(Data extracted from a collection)
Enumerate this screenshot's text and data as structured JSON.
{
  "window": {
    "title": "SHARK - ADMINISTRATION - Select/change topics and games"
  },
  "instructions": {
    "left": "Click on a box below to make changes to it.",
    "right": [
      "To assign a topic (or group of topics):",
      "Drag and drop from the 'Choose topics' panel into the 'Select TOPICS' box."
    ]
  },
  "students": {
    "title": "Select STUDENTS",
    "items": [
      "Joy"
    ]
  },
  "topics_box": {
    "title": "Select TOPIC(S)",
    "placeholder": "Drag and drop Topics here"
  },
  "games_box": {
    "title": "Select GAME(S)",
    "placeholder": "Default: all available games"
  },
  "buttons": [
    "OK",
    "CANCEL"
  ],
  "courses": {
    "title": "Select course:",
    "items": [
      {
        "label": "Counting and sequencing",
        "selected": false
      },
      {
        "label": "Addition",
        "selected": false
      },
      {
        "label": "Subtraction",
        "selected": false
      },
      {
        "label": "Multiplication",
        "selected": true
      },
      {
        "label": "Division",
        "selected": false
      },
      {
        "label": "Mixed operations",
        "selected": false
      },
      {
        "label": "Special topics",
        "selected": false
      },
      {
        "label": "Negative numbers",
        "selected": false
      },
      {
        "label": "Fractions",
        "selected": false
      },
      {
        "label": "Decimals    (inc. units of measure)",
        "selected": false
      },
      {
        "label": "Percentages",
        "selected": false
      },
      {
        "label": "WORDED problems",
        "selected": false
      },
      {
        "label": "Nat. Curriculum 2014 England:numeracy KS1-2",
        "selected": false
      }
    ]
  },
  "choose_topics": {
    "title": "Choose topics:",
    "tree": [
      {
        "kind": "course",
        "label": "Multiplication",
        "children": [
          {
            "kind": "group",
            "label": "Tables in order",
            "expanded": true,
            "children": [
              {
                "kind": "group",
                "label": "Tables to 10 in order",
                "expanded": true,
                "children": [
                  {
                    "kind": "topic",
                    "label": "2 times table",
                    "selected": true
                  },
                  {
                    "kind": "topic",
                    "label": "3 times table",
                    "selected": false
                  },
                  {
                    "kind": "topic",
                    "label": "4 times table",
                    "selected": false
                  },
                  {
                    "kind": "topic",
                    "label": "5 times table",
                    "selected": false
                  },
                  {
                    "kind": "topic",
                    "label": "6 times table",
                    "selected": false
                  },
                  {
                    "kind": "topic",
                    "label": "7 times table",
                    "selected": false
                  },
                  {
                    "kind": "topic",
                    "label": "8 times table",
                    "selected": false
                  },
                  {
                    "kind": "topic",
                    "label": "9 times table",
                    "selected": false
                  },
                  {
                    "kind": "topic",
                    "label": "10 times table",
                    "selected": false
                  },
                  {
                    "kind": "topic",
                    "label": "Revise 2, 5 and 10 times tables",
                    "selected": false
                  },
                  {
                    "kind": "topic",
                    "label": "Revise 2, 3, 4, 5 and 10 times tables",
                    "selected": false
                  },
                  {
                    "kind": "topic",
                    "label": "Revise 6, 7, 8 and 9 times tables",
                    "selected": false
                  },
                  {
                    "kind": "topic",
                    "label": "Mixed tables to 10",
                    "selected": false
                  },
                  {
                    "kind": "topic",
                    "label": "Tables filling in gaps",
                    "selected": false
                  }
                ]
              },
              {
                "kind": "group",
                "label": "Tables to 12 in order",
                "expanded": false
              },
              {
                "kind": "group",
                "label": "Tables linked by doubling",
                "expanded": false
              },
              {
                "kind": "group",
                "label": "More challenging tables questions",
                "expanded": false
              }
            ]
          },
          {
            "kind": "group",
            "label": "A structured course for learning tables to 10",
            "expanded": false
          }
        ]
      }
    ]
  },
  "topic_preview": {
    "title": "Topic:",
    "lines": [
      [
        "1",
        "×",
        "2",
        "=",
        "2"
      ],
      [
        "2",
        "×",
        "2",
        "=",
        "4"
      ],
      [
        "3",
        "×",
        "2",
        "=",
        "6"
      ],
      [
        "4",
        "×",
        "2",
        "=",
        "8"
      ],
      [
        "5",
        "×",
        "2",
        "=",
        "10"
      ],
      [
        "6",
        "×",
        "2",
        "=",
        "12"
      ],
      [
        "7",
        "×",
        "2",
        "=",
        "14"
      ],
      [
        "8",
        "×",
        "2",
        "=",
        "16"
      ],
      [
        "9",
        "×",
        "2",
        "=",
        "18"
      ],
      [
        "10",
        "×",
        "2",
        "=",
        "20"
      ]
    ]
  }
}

▶ **What you have to do**: All of the material above needs to be retyped word for word.

▶ **The solution**:
Enumerate this screenshot's text and data as structured JSON.
{
  "window": {
    "title": "SHARK - ADMINISTRATION - Select/change topics and games"
  },
  "instructions": {
    "left": "Click on a box below to make changes to it.",
    "right": [
      "To assign a topic (or group of topics):",
      "Drag and drop from the 'Choose topics' panel into the 'Select TOPICS' box."
    ]
  },
  "students": {
    "title": "Select STUDENTS",
    "items": [
      "Joy"
    ]
  },
  "topics_box": {
    "title": "Select TOPIC(S)",
    "placeholder": "Drag and drop Topics here"
  },
  "games_box": {
    "title": "Select GAME(S)",
    "placeholder": "Default: all available games"
  },
  "buttons": [
    "OK",
    "CANCEL"
  ],
  "courses": {
    "title": "Select course:",
    "items": [
      {
        "label": "Counting and sequencing",
        "selected": false
      },
      {
        "label": "Addition",
        "selected": false
      },
      {
        "label": "Subtraction",
        "selected": false
      },
      {
        "label": "Multiplication",
        "selected": true
      },
      {
        "label": "Division",
        "selected": false
      },
      {
        "label": "Mixed operations",
        "selected": false
      },
      {
        "label": "Special topics",
        "selected": false
      },
      {
        "label": "Negative numbers",
        "selected": false
      },
      {
        "label": "Fractions",
        "selected": false
      },
      {
        "label": "Decimals    (inc. units of measure)",
        "selected": false
      },
      {
        "label": "Percentages",
        "selected": false
      },
      {
        "label": "WORDED problems",
        "selected": false
      },
      {
        "label": "Nat. Curriculum 2014 England:numeracy KS1-2",
        "selected": false
      }
    ]
  },
  "choose_topics": {
    "title": "Choose topics:",
    "tree": [
      {
        "kind": "course",
        "label": "Multiplication",
        "children": [
          {
            "kind": "group",
            "label": "Tables in order",
            "expanded": true,
            "children": [
              {
                "kind": "group",
                "label": "Tables to 10 in order",
                "expanded": true,
                "children": [
                  {
                    "kind": "topic",
                    "label": "2 times table",
                    "selected": true
                  },
                  {
                    "kind": "topic",
                    "label": "3 times table",
                    "selected": false
                  },
                  {
                    "kind": "topic",
                    "label": "4 times table",
                    "selected": false
                  },
                  {
                    "kind": "topic",
                    "label": "5 times table",
                    "selected": false
                  },
                  {
                    "kind": "topic",
                    "label": "6 times table",
                    "selected": false
                  },
                  {
                    "kind": "topic",
                    "label": "7 times table",
                    "selected": false
                  },
                  {
                    "kind": "topic",
                    "label": "8 times table",
                    "selected": false
                  },
                  {
                    "kind": "topic",
                    "label": "9 times table",
                    "selected": false
                  },
                  {
                    "kind": "topic",
                    "label": "10 times table",
                    "selected": false
                  },
                  {
                    "kind": "topic",
                    "label": "Revise 2, 5 and 10 times tables",
                    "selected": false
                  },
                  {
                    "kind": "topic",
                    "label": "Revise 2, 3, 4, 5 and 10 times tables",
                    "selected": false
                  },
                  {
                    "kind": "topic",
                    "label": "Revise 6, 7, 8 and 9 times tables",
                    "selected": false
                  },
                  {
                    "kind": "topic",
                    "label": "Mixed tables to 10",
                    "selected": false
                  },
                  {
                    "kind": "topic",
                    "label": "Tables filling in gaps",
                    "selected": false
                  }
                ]
              },
              {
                "kind": "group",
                "label": "Tables to 12 in order",
                "expanded": false
              },
              {
                "kind": "group",
                "label": "Tables linked by doubling",
                "expanded": false
              },
              {
                "kind": "group",
                "label": "More challenging tables questions",
                "expanded": false
              }
            ]
          },
          {
            "kind": "group",
            "label": "A structured course for learning tables to 10",
            "expanded": false
          }
        ]
      }
    ]
  },
  "topic_preview": {
    "title": "Topic:",
    "lines": [
      [
        "1",
        "×",
        "2",
        "=",
        "2"
      ],
      [
        "2",
        "×",
        "2",
        "=",
        "4"
      ],
      [
        "3",
        "×",
        "2",
        "=",
        "6"
      ],
      [
        "4",
        "×",
        "2",
        "=",
        "8"
      ],
      [
        "5",
        "×",
        "2",
        "=",
        "10"
      ],
      [
        "6",
        "×",
        "2",
        "=",
        "12"
      ],
      [
        "7",
        "×",
        "2",
        "=",
        "14"
      ],
      [
        "8",
        "×",
        "2",
        "=",
        "16"
      ],
      [
        "9",
        "×",
        "2",
        "=",
        "18"
      ],
      [
        "10",
        "×",
        "2",
        "=",
        "20"
      ]
    ]
  }
}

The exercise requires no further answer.